Questions à Jean-Luc Borelli, chargé de l’écovolontariat à FERUS.
Jean-Luc, au fur et à mesure que l’écovolontariat se développe, quelques interrogations ou critiques se font entendre…
La première porte sur l’aspect encore marginal de Pastoraloup.. Pourquoi si peu d’éleveurs semblent intéressés ?
Ce concept est très novateur pour le monde de l’élevage de montagne. Il faut « laisser le temps de voir » aux gens de la profession et continuer à présenter et expliquer notre démarche, nos ambitions et nos limites. Ils ont besoin d’être bien informé, de se sentir en confiance et de « mûrir » l’idée. Tout cela, c’est légitime, demande du temps. Même si Pastoraloup ne s’adaptera jamais à toutes les situations, il y a certainement dans chaque massif concerné par le prédateur des éleveurs potentiellement intéressés, à nous de les « démarcher » Le programme est encore jeune, il est né dans les Monges et commence à s’exporter. Pastoraloup fait doucement son chemin.
Certains pensent que la confrontation du monde des éleveurs hostiles au loup et de celui des bénévoles favorables à sa protection, si elle est intéressante sur le plan humain, se traduit plus par une prise de conscience par les écovolontaires de la difficulté du métier de berger que par un début d’acceptation du loup par les éleveurs…
Pastoraloup n’est pas la confrontation de deux mondes, mais la rencontre de ces deux mondes, nuance !
Ensuite, pourquoi reprocher aux écovolontaires de se rendre compte de la réalité : protéger un troupeau contre un prédateur n’est pas simple même avec de la bonne volonté. Il semble que certains protecteurs des grands prédateurs un peu radicaux ont du mal à reconnaître cette réalité. Que les écovolontaires par leur expérience le soulignent les dérange. Il faut arrêter de croire que les éleveurs ne font pas leur boulot, qu’ils ne protègent pas leur troupeau. Aujourd’hui, c’est loin d’être la règle. Mais, même si les mesures de protection sont efficaces, ce n’est pas une mince affaire de les appliquer.

Parties de l'exercice:
1 - Indiquez si chacune des affirmations suivantes concorde avec l'entretien sur Pastoraloup, en répondant par oui ou par non et en citant à l'identique les mots décisifs du texte. (a) Le programme Pastoraloup est né dans les Monges. (b) Jean-Luc Borelli affirme que Pastoraloup s'adaptera à toutes les situations. (c) Jean-Luc Borelli présente Pastoraloup comme la confrontation de deux mondes.
2 - Recopiez mot pour mot le passage de l'entretien sur Pastoraloup situé entre « Jean-Luc, au fur » et « doucement son chemin. », ces deux segments inclus.
3 - Rédigez la suite de l'entretien sur Pastoraloup à partir de sa dernière phrase.
Les entrées qui suivent le texte proviennent d'une autre source.

Matériel fourni:
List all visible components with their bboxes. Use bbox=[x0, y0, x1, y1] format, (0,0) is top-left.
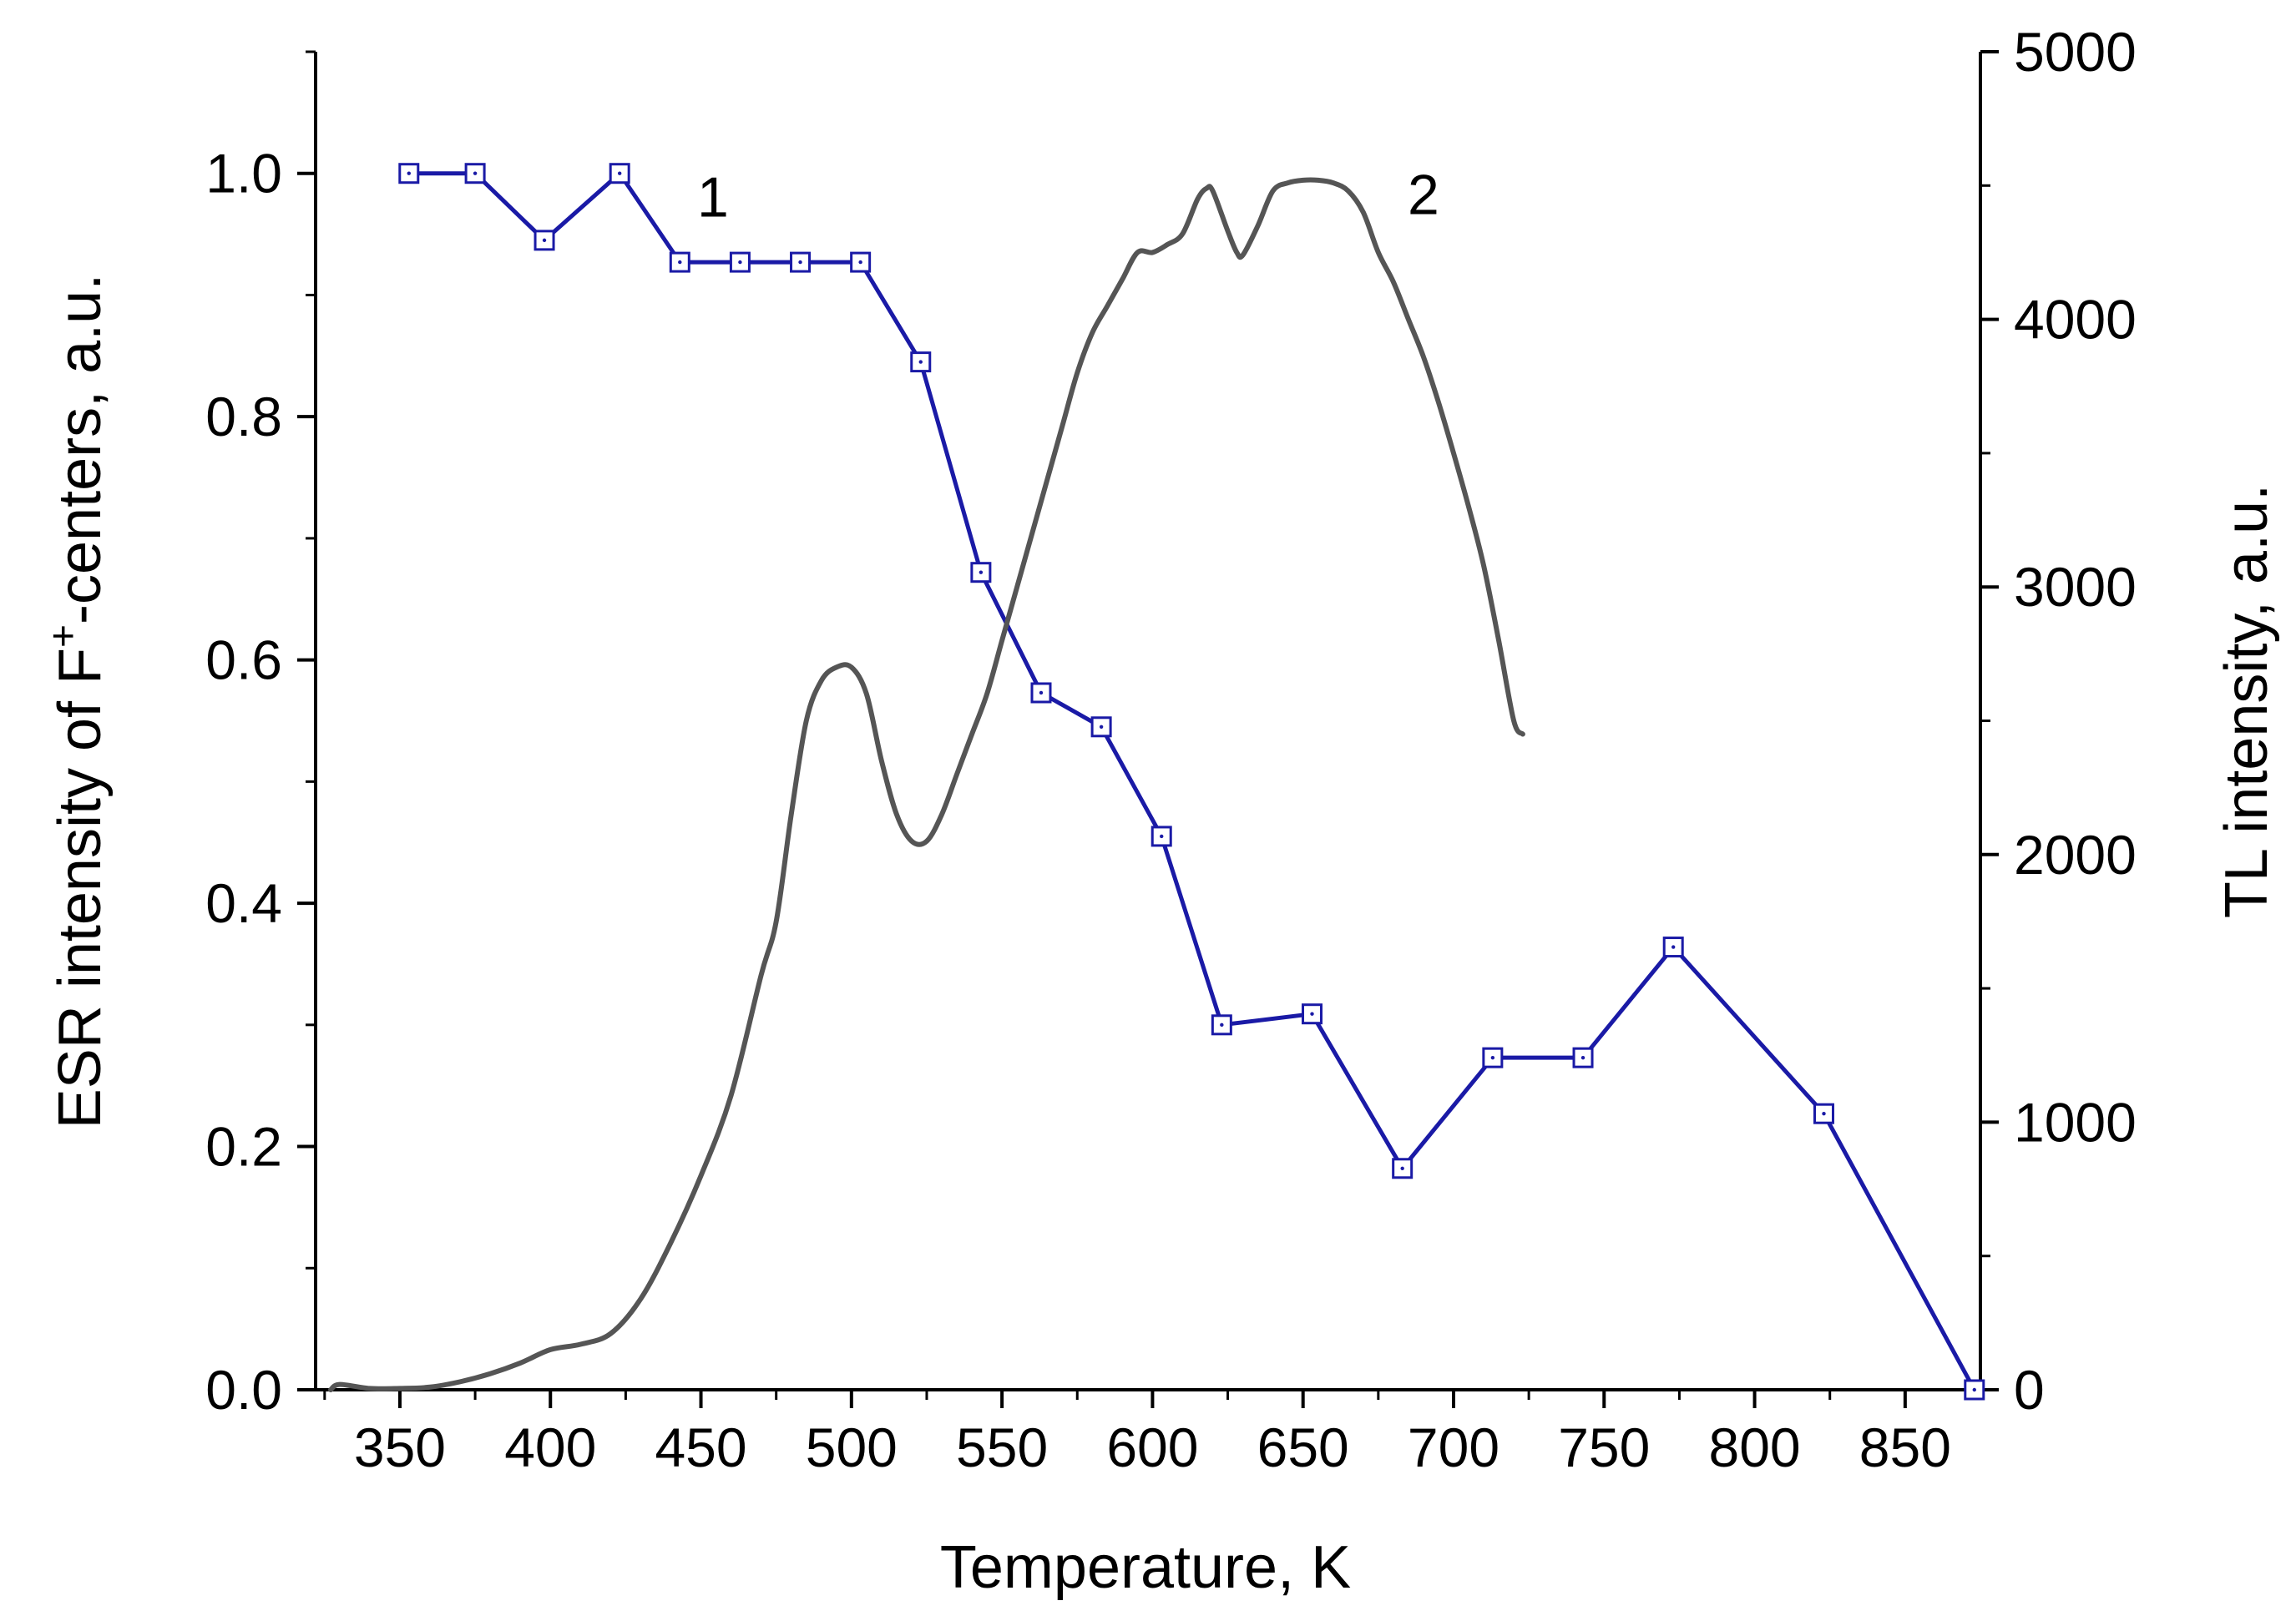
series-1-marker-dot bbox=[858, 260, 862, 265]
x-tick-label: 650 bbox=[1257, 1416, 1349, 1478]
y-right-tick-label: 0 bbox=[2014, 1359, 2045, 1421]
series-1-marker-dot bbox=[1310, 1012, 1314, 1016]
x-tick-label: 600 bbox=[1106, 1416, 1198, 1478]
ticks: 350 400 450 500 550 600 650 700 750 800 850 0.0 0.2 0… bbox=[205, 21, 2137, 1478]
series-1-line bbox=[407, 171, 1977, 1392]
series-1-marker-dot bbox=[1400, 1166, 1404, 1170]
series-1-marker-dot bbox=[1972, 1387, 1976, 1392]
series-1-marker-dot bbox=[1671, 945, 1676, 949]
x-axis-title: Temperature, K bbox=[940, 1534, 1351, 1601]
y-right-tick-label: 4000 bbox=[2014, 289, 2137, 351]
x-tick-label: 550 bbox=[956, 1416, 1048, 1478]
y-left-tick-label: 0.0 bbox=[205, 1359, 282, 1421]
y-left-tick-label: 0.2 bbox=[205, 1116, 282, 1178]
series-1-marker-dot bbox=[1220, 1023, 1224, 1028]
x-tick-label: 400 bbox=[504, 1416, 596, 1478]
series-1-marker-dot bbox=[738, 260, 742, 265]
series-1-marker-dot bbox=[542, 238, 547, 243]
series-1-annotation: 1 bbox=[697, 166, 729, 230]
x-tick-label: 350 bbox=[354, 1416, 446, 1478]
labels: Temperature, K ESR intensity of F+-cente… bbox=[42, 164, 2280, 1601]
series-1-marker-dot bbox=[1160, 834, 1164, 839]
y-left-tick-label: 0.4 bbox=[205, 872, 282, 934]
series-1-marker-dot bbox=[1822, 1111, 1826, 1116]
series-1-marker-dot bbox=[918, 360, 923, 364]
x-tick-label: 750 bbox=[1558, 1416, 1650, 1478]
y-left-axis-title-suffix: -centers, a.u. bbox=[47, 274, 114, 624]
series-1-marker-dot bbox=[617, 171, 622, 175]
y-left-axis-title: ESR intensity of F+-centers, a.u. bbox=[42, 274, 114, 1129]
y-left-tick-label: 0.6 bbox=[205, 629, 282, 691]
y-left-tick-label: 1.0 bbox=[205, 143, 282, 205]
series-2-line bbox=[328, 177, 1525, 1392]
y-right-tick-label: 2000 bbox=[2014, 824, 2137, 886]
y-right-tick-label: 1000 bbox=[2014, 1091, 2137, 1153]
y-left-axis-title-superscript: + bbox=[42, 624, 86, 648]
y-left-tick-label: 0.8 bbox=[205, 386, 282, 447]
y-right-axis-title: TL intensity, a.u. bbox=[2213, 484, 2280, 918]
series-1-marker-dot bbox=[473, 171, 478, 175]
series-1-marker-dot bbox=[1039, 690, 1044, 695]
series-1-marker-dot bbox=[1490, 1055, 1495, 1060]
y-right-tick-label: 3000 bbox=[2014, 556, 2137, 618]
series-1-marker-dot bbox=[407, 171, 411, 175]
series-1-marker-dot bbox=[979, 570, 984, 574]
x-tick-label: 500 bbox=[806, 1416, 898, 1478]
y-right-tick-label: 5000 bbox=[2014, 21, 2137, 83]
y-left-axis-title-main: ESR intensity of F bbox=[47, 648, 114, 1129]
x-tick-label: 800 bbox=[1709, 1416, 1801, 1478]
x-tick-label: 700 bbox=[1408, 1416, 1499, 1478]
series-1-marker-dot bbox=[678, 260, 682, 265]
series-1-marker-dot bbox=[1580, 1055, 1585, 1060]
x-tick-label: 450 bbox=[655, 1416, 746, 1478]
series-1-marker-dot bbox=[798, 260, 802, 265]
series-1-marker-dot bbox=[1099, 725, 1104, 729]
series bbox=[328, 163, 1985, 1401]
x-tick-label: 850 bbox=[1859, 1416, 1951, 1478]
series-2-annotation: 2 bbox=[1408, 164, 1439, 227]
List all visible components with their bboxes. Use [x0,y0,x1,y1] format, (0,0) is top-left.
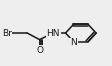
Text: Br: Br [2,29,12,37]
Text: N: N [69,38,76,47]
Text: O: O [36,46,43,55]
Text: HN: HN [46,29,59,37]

Réponses par consigne:
1 -
(a) Oui : « il est né dans les Monges et commence à s’exporter ».
(b) Non : « Même si Pastoraloup ne s’adaptera jamais à toutes les situations ».
(c) Non : « Pastoraloup n’est pas la confrontation de deux mondes, mais la rencontre de ces deux mondes ».

2 -
Jean-Luc, au fur et à mesure que l’écovolontariat se développe, quelques interrogations ou critiques se font entendre…
La première porte sur l’aspect encore marginal de Pastoraloup.. Pourquoi si peu d’éleveurs semblent intéressés ?
Ce concept est très novateur pour le monde de l’élevage de montagne. Il faut « laisser le temps de voir » aux gens de la profession et continuer à présenter et expliquer notre démarche, nos ambitions et nos limites. Ils ont besoin d’être bien informé, de se sentir en confiance et de « mûrir » l’idée. Tout cela, c’est légitime, demande du temps. Même si Pastoraloup ne s’adaptera jamais à toutes les situations, il y a certainement dans chaque massif concerné par le prédateur des éleveurs potentiellement intéressés, à nous de les « démarcher » Le programme est encore jeune, il est né dans les Monges et commence à s’exporter. Pastoraloup fait doucement son chemin.

3 -
Quant à l’acceptation du loup par les éleveurs, le fait même d’accueillir des écovolontaires est un pas significatif pour eux vers la cohabitation. « Prendre un écovolontaire » comme on dit n’est pas un geste anodin, au sein de la profession, c’est même encore assez engagé. Aussi, ce serait un petit peu grotesque et naïf de reprocher aux éleveurs partenaires du programme de ne pas crier haut et fort « Vive le Loup » sous prétexte qu’ils collaborent avec FERUS. Dans tous les cas ce n’est pas notre objectif. Comme le souligne une étude d’I. Mauz du CEMAGREF : « il n’est pas nécessaire d’être en accord sur tout pour travailler ensemble » C’est parce que depuis dix ans chaque camp s’obstine à vouloir convaincre l’autre de l’irréfutabilité de ses positions que la situation reste figée. Aujourd’hui, finalement, c’est autant aux éleveurs et bergers qu’aux « écolos » de faire des efforts dans ce dossier.
« Chez pastoraloup », on ne demande pas aux éleveur d’être pour le loup (sic), on essai de protéger ensemble et au mieux les troupeaux pour limiter la casse. Moins il y a de dégâts, moins on ira chercher des poux au loup ! Alors que les scientifiques du monde entier s’accordent à dire que la préservation des grands carnivores passe par la résolution de la problématique prédateur-pastoralisme, certains en sont encore à s’interroger sur le lien entre Pastoraloup et la protection du loup. Effectivement nettoyer bénévolement un oiseau mazouté lors d’une marée noire, c’est un acte écovolontaire plus clair, on voit bien que cela sert à sauver l’animal qu’on a dans les gants !! Pour la protection du loup c’est plus complexe !
Les écovolontaires doivent -ils s’impliquer dans des tâches annexes, comme aider à retaper des cabanes ou des clôtures ou autres travaux sans rapport direct avec la surveillance du troupeau ?
La surveillance permanente du troupeau n’est qu’une des mesures de protection. Les écovolontaires en estives s’y appliquent, comme ils s’appliquent à d’autres tâches sans rapport avec la surveillance mais toujours liées à la présence du loup et la protection du troupeau. Montage, démontage, déplacement des parcs de regroupement nocturne, entretien et des filets, des clôtures, des batteries solaires, nourrissage des chiens de protection…
La protection des troupeaux se pense aussi et d’abord en amont, dans le système d’exploitation (gestion du cheptel, des ressources …) l’aménagement des pâturages et l’amélioration des conditions de vie du berger sur ces pâturages. Les écovolontaires eux peuvent intervenir dans l’aménagement des sites : agrandir une cabane pourra permettre à un éleveur ou berger d’accueillir un aide berger (ou même un écovolontaire !) qui le secondera dans la protection. Nettoyer un lieu de chaume, couchade ou point d’eau permettra au berger (ou à l’écovolontaire !) et aux chiens de mieux surveiller le troupeau dans ces moments de vulnérabilité. Retaper une clôture pour rassembler le troupeau permettra également une meilleure surveillance par l’homme et surtout un meilleur travail des chiens de protection. CQFD.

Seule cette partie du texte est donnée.